Rewrite part of the listing below as a Markdown table with the columns Row and Line, numbering each row and leaving out blank lines. Begin at the line that has "y-tick-label: 0 bbox=[123, 480, 130, 491]" and stop after the line that has "plus-circle-icon bbox=[1065, 287, 1093, 315]".

* BEGIN *

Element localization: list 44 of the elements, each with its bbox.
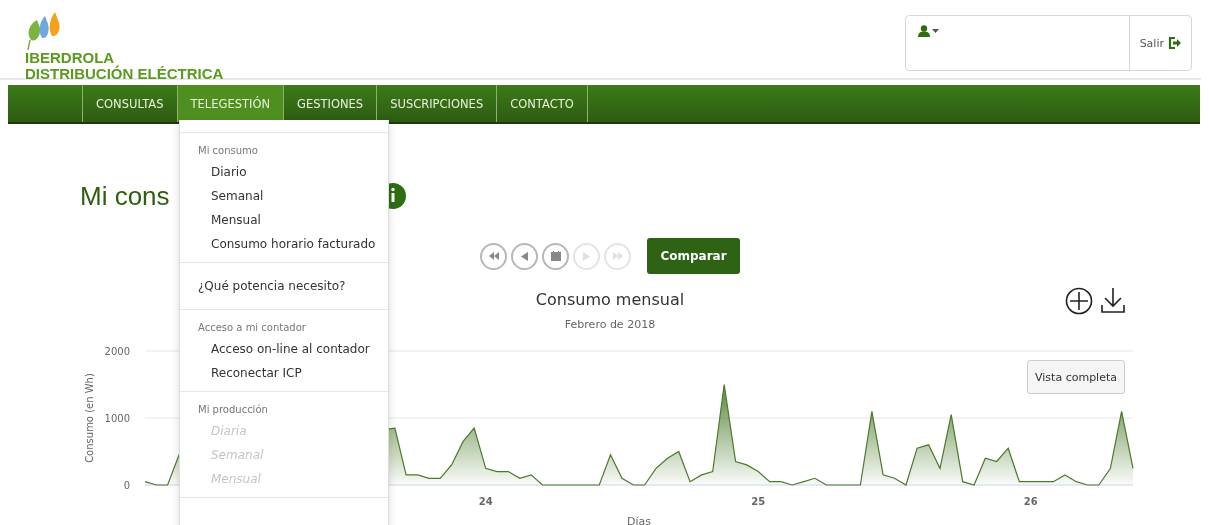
y-tick-label: 0 bbox=[123, 480, 130, 491]
logout-button[interactable]: Salir bbox=[1129, 16, 1191, 70]
navigation-button[interactable] bbox=[511, 242, 538, 270]
x-tick-label: 26 bbox=[1023, 496, 1038, 507]
menu-item[interactable]: Acceso on-line al contador bbox=[180, 337, 388, 361]
next-icon bbox=[583, 251, 590, 261]
menu-item[interactable]: Semanal bbox=[180, 184, 388, 208]
menu-item[interactable]: Mensual bbox=[180, 208, 388, 232]
chart-title: Consumo mensual bbox=[535, 290, 685, 309]
page-title: Mi cons bbox=[80, 180, 170, 212]
nav-tab[interactable]: CONTACTO bbox=[496, 85, 588, 122]
user-icon bbox=[917, 25, 930, 37]
menu-item[interactable]: ¿Qué potencia necesito? bbox=[180, 274, 388, 298]
fast-forward-icon bbox=[612, 252, 623, 260]
x-tick-label: 24 bbox=[478, 496, 493, 507]
y-tick-label: 2000 bbox=[104, 346, 130, 357]
user-menu-button[interactable] bbox=[917, 25, 939, 37]
plus-circle-icon bbox=[1065, 287, 1093, 315]
menu-item[interactable]: Diario bbox=[180, 160, 388, 184]
logo-text: DISTRIBUCIÓN ELÉCTRICA bbox=[25, 66, 224, 82]
y-axis-title: Consumo (en Wh) bbox=[84, 373, 95, 463]
menu-section-header: Mi consumo bbox=[197, 145, 259, 158]
logo-text: IBERDROLA bbox=[25, 50, 115, 66]
download-button[interactable] bbox=[1101, 287, 1125, 315]
calendar-icon bbox=[550, 251, 561, 261]
x-tick-label: 25 bbox=[751, 496, 766, 507]
nav-tab[interactable]: CONSULTAS bbox=[82, 85, 177, 122]
x-axis-title: Días bbox=[627, 515, 651, 525]
menu-section-header: Mi producción bbox=[197, 404, 269, 417]
calendar-button[interactable] bbox=[542, 242, 569, 270]
y-tick-label: 1000 bbox=[104, 413, 130, 424]
chart-subtitle: Febrero de 2018 bbox=[564, 318, 656, 331]
download-icon bbox=[1101, 287, 1125, 313]
caret-icon bbox=[931, 29, 939, 33]
navigation-button[interactable] bbox=[480, 242, 507, 270]
previous-icon bbox=[521, 251, 528, 261]
logout-icon bbox=[1168, 37, 1181, 49]
compare-button[interactable]: Comparar bbox=[647, 238, 740, 274]
menu-section-header: Acceso a mi contador bbox=[197, 322, 307, 335]
rewind-icon bbox=[488, 252, 499, 260]
menu-item[interactable]: Consumo horario facturado bbox=[180, 232, 388, 256]
menu-item[interactable]: Reconectar ICP bbox=[180, 361, 388, 385]
zoom-in-button[interactable] bbox=[1065, 287, 1093, 315]
full-view-button[interactable]: Vista completa bbox=[1027, 360, 1125, 394]
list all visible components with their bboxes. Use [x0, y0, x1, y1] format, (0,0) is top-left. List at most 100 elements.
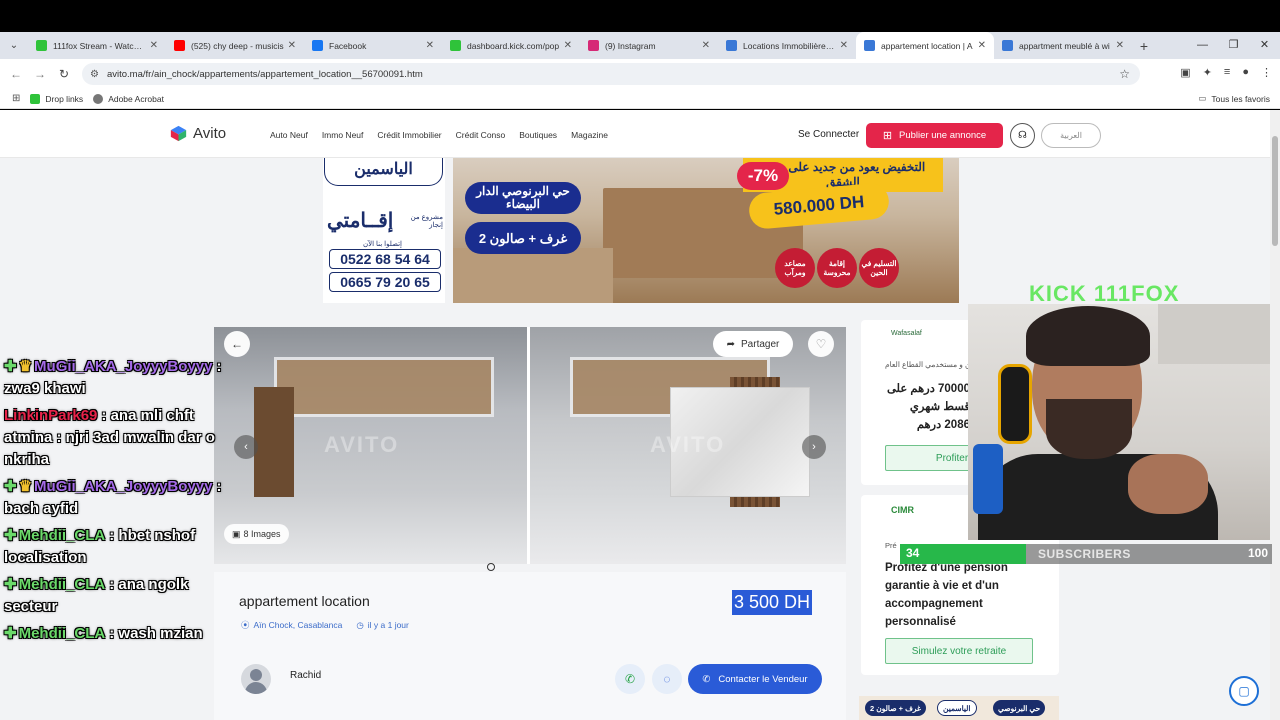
- back-icon[interactable]: ←: [4, 67, 28, 81]
- screenshot-icon[interactable]: ▣: [1180, 66, 1190, 79]
- chat-badge-icon: ✚: [4, 576, 17, 593]
- location-pin-icon: ⦿: [241, 620, 250, 630]
- chat-username[interactable]: LinkinPark69: [4, 407, 97, 424]
- mouse-cursor-icon: [487, 563, 495, 571]
- chat-badge-icon: ✚: [4, 358, 17, 375]
- restore-icon[interactable]: ❐: [1218, 32, 1249, 59]
- prev-image-icon[interactable]: ‹: [234, 435, 258, 459]
- ad-brand-iqamati: إقــامتي: [327, 210, 394, 232]
- tab-label: (525) chy deep - musicis: [191, 40, 284, 51]
- browser-tab[interactable]: dashboard.kick.com/pop ✕: [442, 32, 580, 59]
- back-arrow-icon[interactable]: ←: [224, 331, 250, 357]
- tab-close-icon[interactable]: ✕: [150, 40, 158, 51]
- mini-ad-pill: 2 غرف + صالون: [865, 700, 926, 716]
- nav-magazine[interactable]: Magazine: [571, 130, 608, 140]
- chat-username[interactable]: Mehdii_CLA: [19, 625, 106, 642]
- all-favorites[interactable]: ▭ Tous les favoris: [1198, 93, 1270, 104]
- share-button[interactable]: ➦ Partager: [713, 331, 793, 357]
- url-field[interactable]: ⚙ avito.ma/fr/ain_chock/appartements/app…: [82, 63, 1140, 85]
- chat-username[interactable]: Mehdii_CLA: [19, 576, 106, 593]
- extensions-icon[interactable]: ✦: [1203, 66, 1212, 79]
- ad-location-tag: حي البرنوصي الدار البيضاء: [465, 182, 581, 214]
- ad-banner-left[interactable]: الياسمين إقــامتي مشروع من إنجاز إتصلوا …: [323, 158, 445, 303]
- chat-message: ✚ Mehdii_CLA: hbet nshof localisation: [4, 525, 234, 569]
- login-link[interactable]: Se Connecter: [798, 129, 859, 140]
- ad-feature-badge: إقامة محروسة: [817, 248, 857, 288]
- browser-tab[interactable]: Locations Immobilières à ✕: [718, 32, 856, 59]
- tab-close-icon[interactable]: ✕: [978, 40, 986, 51]
- seller-name[interactable]: Rachid: [290, 670, 321, 681]
- avito-cube-icon: [170, 125, 187, 142]
- ad-text: Profitez d'une pension garantie à vie et…: [885, 562, 1008, 628]
- contact-seller-button[interactable]: ✆ Contacter le Vendeur: [688, 664, 822, 694]
- tab-favicon-icon: [36, 40, 47, 51]
- bookmark-drop-links[interactable]: Drop links: [30, 93, 83, 104]
- photo-door: [254, 387, 294, 497]
- reload-icon[interactable]: ↻: [52, 67, 76, 81]
- chat-message: ✚ ♛ MuGii_AKA_JoyyyBoyyy: bach ayfid: [4, 476, 234, 520]
- chat-username[interactable]: Mehdii_CLA: [19, 527, 106, 544]
- bookmark-star-icon[interactable]: ☆: [1119, 67, 1130, 81]
- ad-cta-button[interactable]: Simulez votre retraite: [885, 638, 1033, 664]
- close-window-icon[interactable]: ✕: [1249, 32, 1280, 59]
- listing-photo-2[interactable]: AVITO: [530, 327, 846, 564]
- browser-tab[interactable]: Facebook ✕: [304, 32, 442, 59]
- tab-close-icon[interactable]: ✕: [702, 40, 710, 51]
- photo-ceiling: [274, 357, 494, 417]
- listing-location[interactable]: Aïn Chock, Casablanca: [254, 620, 343, 630]
- chat-username[interactable]: MuGii_AKA_JoyyyBoyyy: [34, 478, 212, 495]
- scrollbar-thumb[interactable]: [1272, 136, 1278, 246]
- avito-logo[interactable]: Avito: [170, 125, 226, 142]
- media-icon[interactable]: ≡: [1224, 66, 1230, 79]
- tab-close-icon[interactable]: ✕: [840, 40, 848, 51]
- chat-badge-icon: ✚: [4, 527, 17, 544]
- tab-close-icon[interactable]: ✕: [288, 40, 296, 51]
- next-image-icon[interactable]: ›: [802, 435, 826, 459]
- mini-ad-pill: الياسمين: [937, 700, 977, 716]
- apps-grid-icon[interactable]: ⊞: [12, 93, 20, 104]
- chat-text: zwa9 khawi: [4, 380, 86, 397]
- new-tab-button[interactable]: +: [1132, 38, 1156, 54]
- browser-tab[interactable]: appartment meublé à wi ✕: [994, 32, 1132, 59]
- browser-tab[interactable]: appartement location | A ✕: [856, 32, 994, 59]
- bookmark-adobe-acrobat[interactable]: Adobe Acrobat: [93, 93, 164, 104]
- ad-banner-photo[interactable]: حي البرنوصي الدار البيضاء 2 غرف + صالون …: [453, 158, 959, 303]
- publish-ad-button[interactable]: ⊞ Publier une annonce: [866, 123, 1003, 148]
- tab-close-icon[interactable]: ✕: [426, 40, 434, 51]
- tab-close-icon[interactable]: ✕: [564, 40, 572, 51]
- seller-avatar[interactable]: [241, 664, 271, 694]
- chat-username[interactable]: MuGii_AKA_JoyyyBoyyy: [34, 358, 212, 375]
- browser-tab[interactable]: (9) Instagram ✕: [580, 32, 718, 59]
- nav-boutiques[interactable]: Boutiques: [519, 130, 557, 140]
- sidebar-mini-ad[interactable]: 2 غرف + صالون الياسمين حي البرنوصي: [859, 696, 1059, 720]
- tab-favicon-icon: [588, 40, 599, 51]
- subscriber-label: SUBSCRIBERS: [1038, 547, 1131, 561]
- main-nav: Auto Neuf Immo Neuf Crédit Immobilier Cr…: [270, 130, 622, 140]
- nav-credit-conso[interactable]: Crédit Conso: [456, 130, 506, 140]
- language-switch-button[interactable]: العربية: [1041, 123, 1101, 148]
- menu-icon[interactable]: ⋮: [1261, 66, 1272, 79]
- tab-label: (9) Instagram: [605, 40, 656, 51]
- page-scrollbar[interactable]: [1270, 110, 1280, 720]
- tab-close-icon[interactable]: ✕: [1116, 40, 1124, 51]
- webcam-hand: [1128, 454, 1208, 514]
- chat-message-button[interactable]: ◌: [652, 664, 682, 694]
- browser-tab[interactable]: (525) chy deep - musicis ✕: [166, 32, 304, 59]
- forward-icon[interactable]: →: [28, 67, 52, 81]
- live-chat-icon[interactable]: ▢: [1229, 676, 1259, 706]
- browser-tab[interactable]: 111fox Stream - Watch Li ✕: [28, 32, 166, 59]
- tab-search-icon[interactable]: ⌄: [0, 32, 28, 59]
- nav-immo-neuf[interactable]: Immo Neuf: [322, 130, 364, 140]
- chat-message: ✚ Mehdii_CLA: wash mzian: [4, 623, 234, 645]
- minimize-icon[interactable]: —: [1187, 32, 1218, 59]
- whatsapp-button[interactable]: ✆: [615, 664, 645, 694]
- profile-icon[interactable]: ●: [1242, 66, 1249, 79]
- site-info-icon[interactable]: ⚙: [90, 69, 99, 80]
- listing-time: il y a 1 jour: [367, 620, 409, 630]
- favorite-heart-icon[interactable]: ♡: [808, 331, 834, 357]
- nav-credit-immobilier[interactable]: Crédit Immobilier: [377, 130, 441, 140]
- chat-separator: :: [216, 358, 222, 375]
- nav-auto-neuf[interactable]: Auto Neuf: [270, 130, 308, 140]
- support-headset-icon[interactable]: ☊: [1010, 123, 1035, 148]
- ad-brand-yasmine: الياسمين: [324, 158, 443, 186]
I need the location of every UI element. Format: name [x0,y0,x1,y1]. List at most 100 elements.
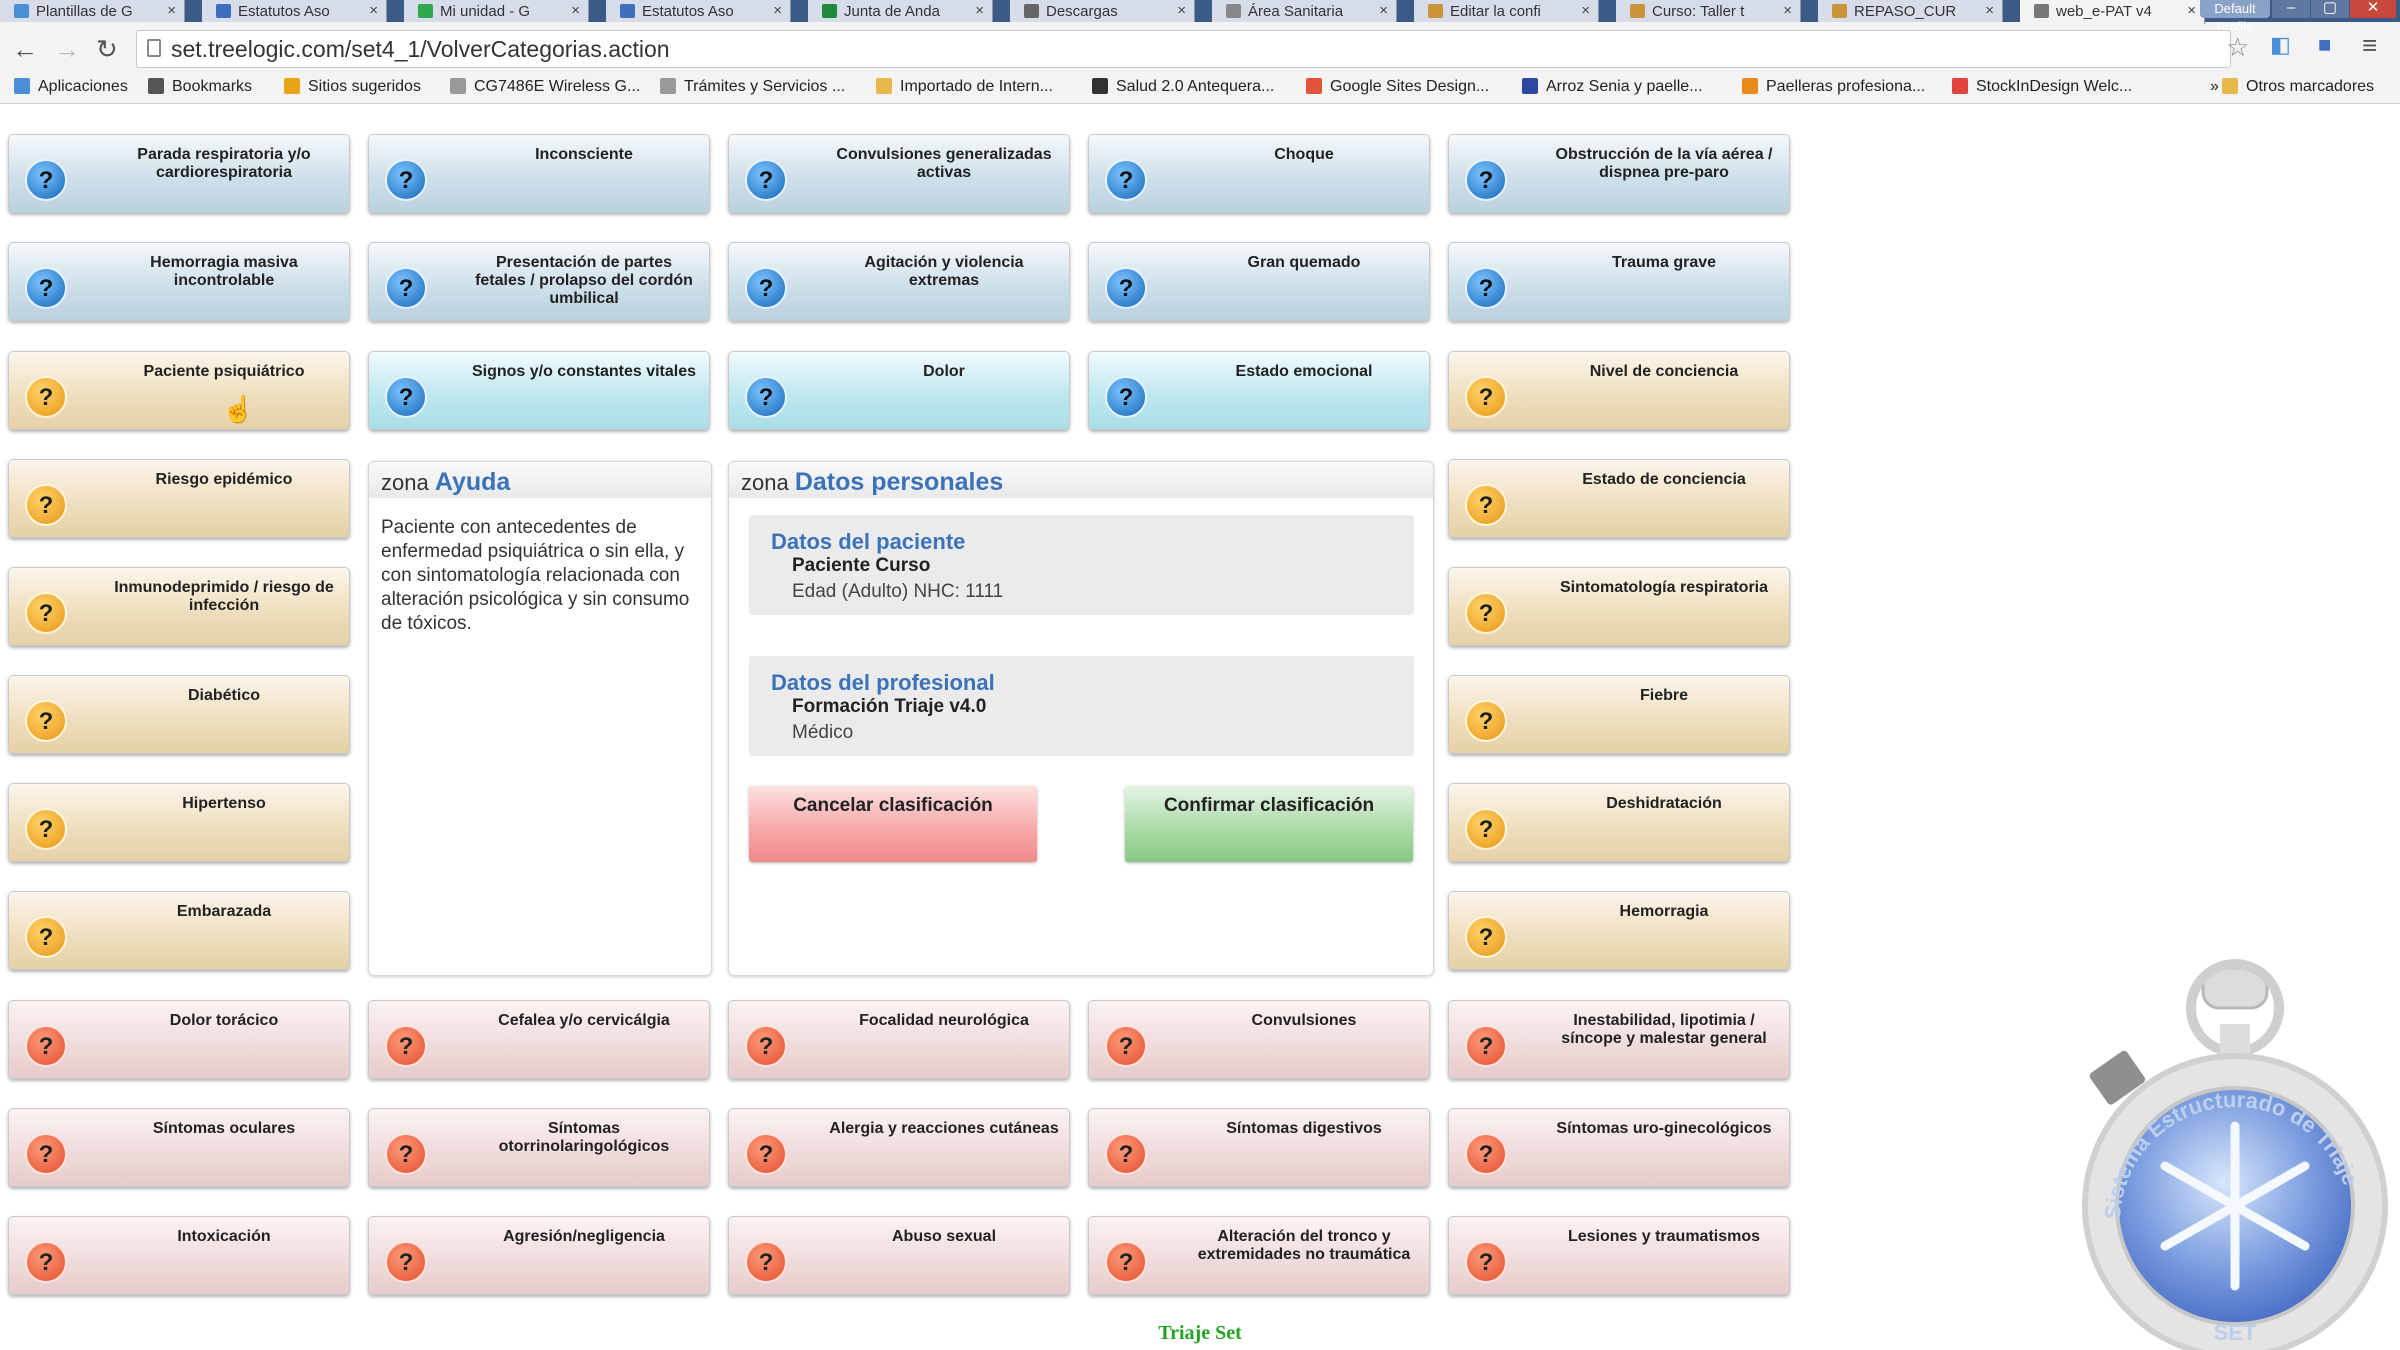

* END *

◆ **Worked solution**
| Row | Line |
|---|---|
| 1 | y-tick-label: 0 bbox=[123, 480, 130, 491] |
| 2 | logout-button[interactable]: Salir bbox=[1129, 16, 1191, 70] |
| 3 | navigation-button[interactable] bbox=[511, 242, 538, 270] |
| 4 | x-tick-label: 26 bbox=[1023, 496, 1038, 507] |
| 5 | menu-item[interactable]: Acceso on-line al contador bbox=[180, 337, 388, 361] |
| 6 | next-icon bbox=[583, 251, 590, 261] |
| 7 | menu-item[interactable]: Semanal bbox=[180, 184, 388, 208] |
| 8 | menu-item[interactable]: Mensual bbox=[180, 208, 388, 232] |
| 9 | chart-title: Consumo mensual bbox=[535, 290, 685, 309] |
| 10 | page-title: Mi cons bbox=[80, 180, 170, 212] |
| 11 | nav-tab[interactable]: CONTACTO bbox=[496, 85, 588, 122] |
| 12 | user-icon bbox=[917, 25, 930, 37] |
| 13 | menu-item[interactable]: ¿Qué potencia necesito? bbox=[180, 274, 388, 298] |
| 14 | fast-forward-icon bbox=[612, 252, 623, 260] |
| 15 | x-tick-label: 24 bbox=[478, 496, 493, 507] |
| 16 | y-tick-label: 2000 bbox=[104, 346, 130, 357] |
| 17 | user-menu-button[interactable] bbox=[917, 25, 939, 37] |
| 18 | plus-circle-icon bbox=[1065, 287, 1093, 315] |